What the task requires: Go through the records and copy each line where the word "carburante" occurs.

Records for this exercise:
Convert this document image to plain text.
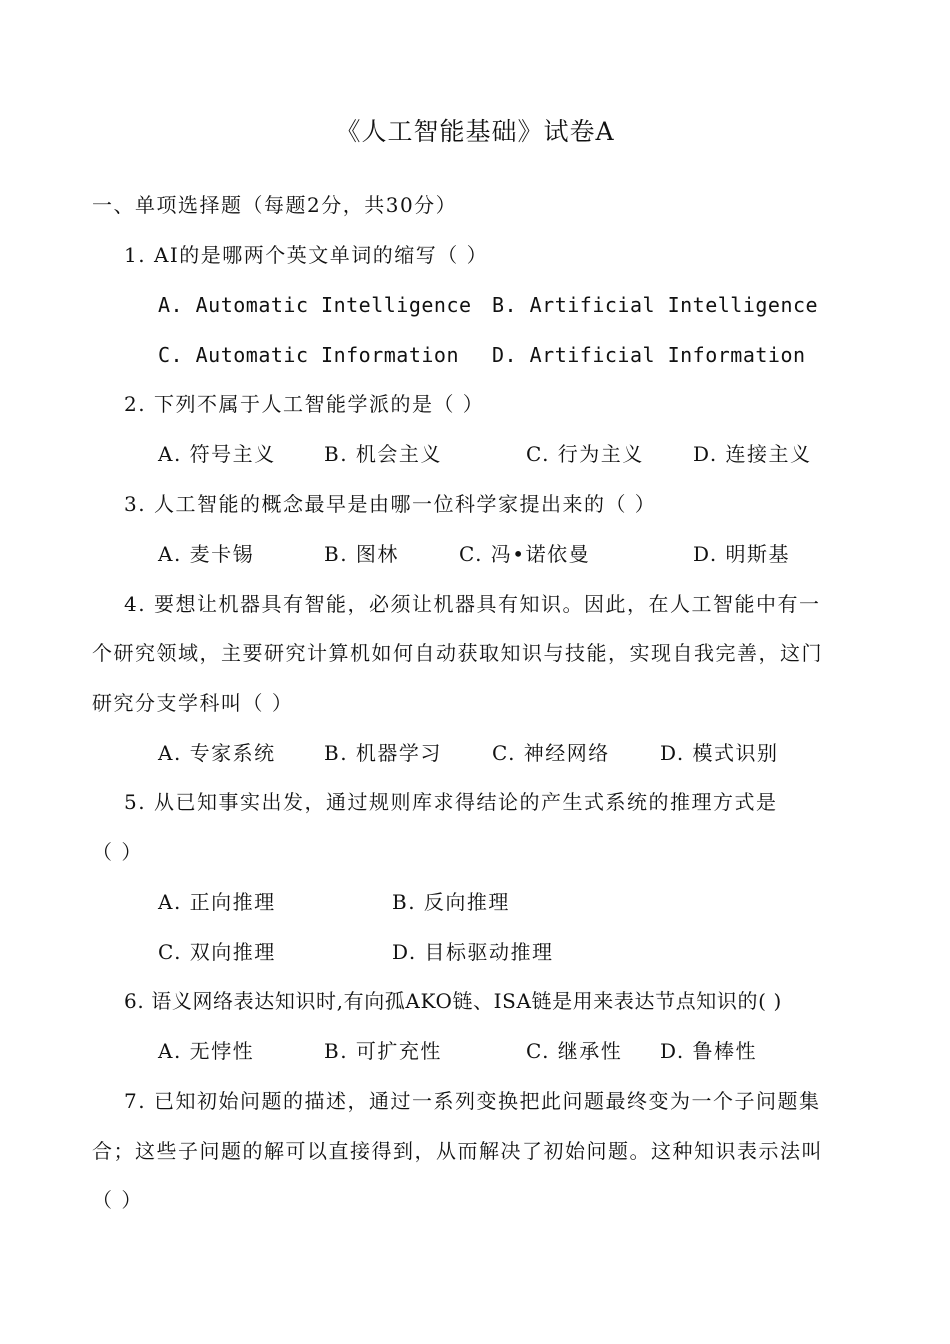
《人工智能基础》试卷A
一、单项选择题（每题2分，共30分）
1. AI的是哪两个英文单词的缩写（ ）
A. Automatic Intelligence B. Artificial Intelligence
C. Automatic Information D. Artificial Information
2. 下列不属于人工智能学派的是（ ）
A. 符号主义 B. 机会主义	C. 行为主义 D. 连接主义
3. 人工智能的概念最早是由哪一位科学家提出来的（ ）
A. 麦卡锡	B. 图林	C. 冯•诺依曼	D. 明斯基
4. 要想让机器具有智能，必须让机器具有知识。因此，在人工智能中有一
个研究领域，主要研究计算机如何自动获取知识与技能，实现自我完善，这门
研究分支学科叫（ ）
A. 专家系统 B. 机器学习	C. 神经网络	D. 模式识别
5. 从已知事实出发，通过规则库求得结论的产生式系统的推理方式是
（ ）
A. 正向推理	B. 反向推理
C. 双向推理	D. 目标驱动推理
6. 语义网络表达知识时,有向孤AKO链、ISA链是用来表达节点知识的( )
A. 无悖性	B. 可扩充性	C. 继承性 D. 鲁棒性
7. 已知初始问题的描述，通过一系列变换把此问题最终变为一个子问题集
合；这些子问题的解可以直接得到，从而解决了初始问题。这种知识表示法叫
（ ）
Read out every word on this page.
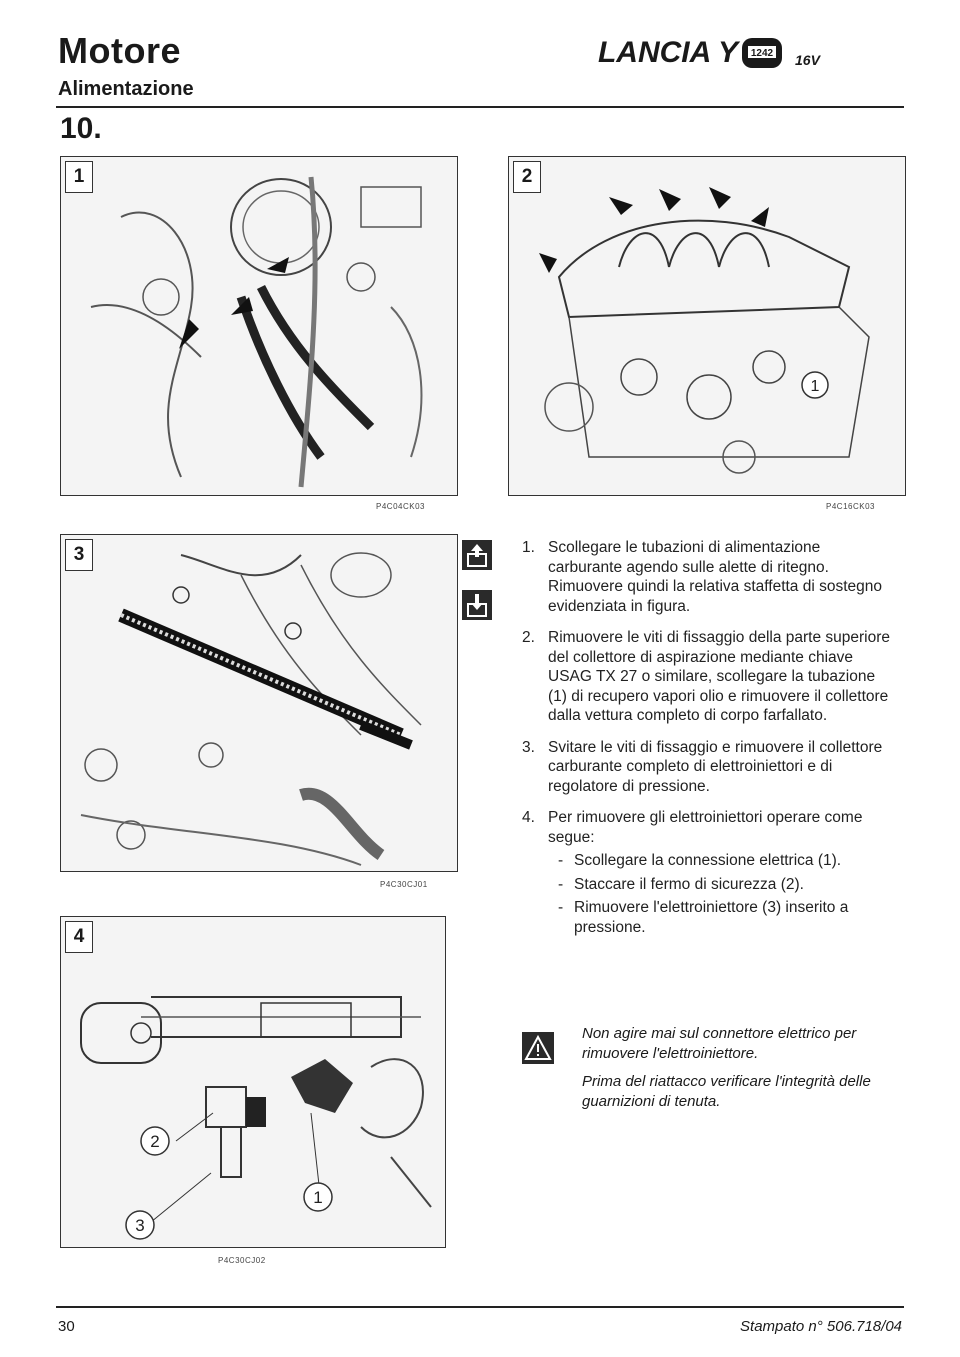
Motore
Alimentazione
LANCIA Y 1242 16V
10.
1
P4C04CK03
1
2
P4C16CK03
3
P4C30CJ01
2
3
1
4
P4C30CJ02
1. Scollegare le tubazioni di alimentazione carburante agendo sulle alette di ritegno. Rimuovere quindi la relativa staffetta di sostegno evidenziata in figura.
2. Rimuovere le viti di fissaggio della parte superiore del collettore di aspirazione mediante chiave USAG TX 27 o similare, scollegare la tubazione (1) di recupero vapori olio e rimuovere il collettore dalla vettura completo di corpo farfallato.
3. Svitare le viti di fissaggio e rimuovere il collettore carburante completo di elettroiniettori e di regolatore di pressione.
4. Per rimuovere gli elettroiniettori operare come segue:
- Scollegare la connessione elettrica (1).
- Staccare il fermo di sicurezza (2).
- Rimuovere l'elettroiniettore (3) inserito a pressione.

Non agire mai sul connettore elettrico per rimuovere l'elettroiniettore.

Prima del riattacco verificare l'integrità delle guarnizioni di tenuta.

30	Stampato n° 506.718/04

Solution for this exercise:
1. Scollegare le tubazioni di alimentazione carburante agendo sulle alette di ritegno. Rimuovere quindi la relativa staffetta di sostegno evidenziata in figura.
3. Svitare le viti di fissaggio e rimuovere il collettore carburante completo di elettroiniettori e di regolatore di pressione.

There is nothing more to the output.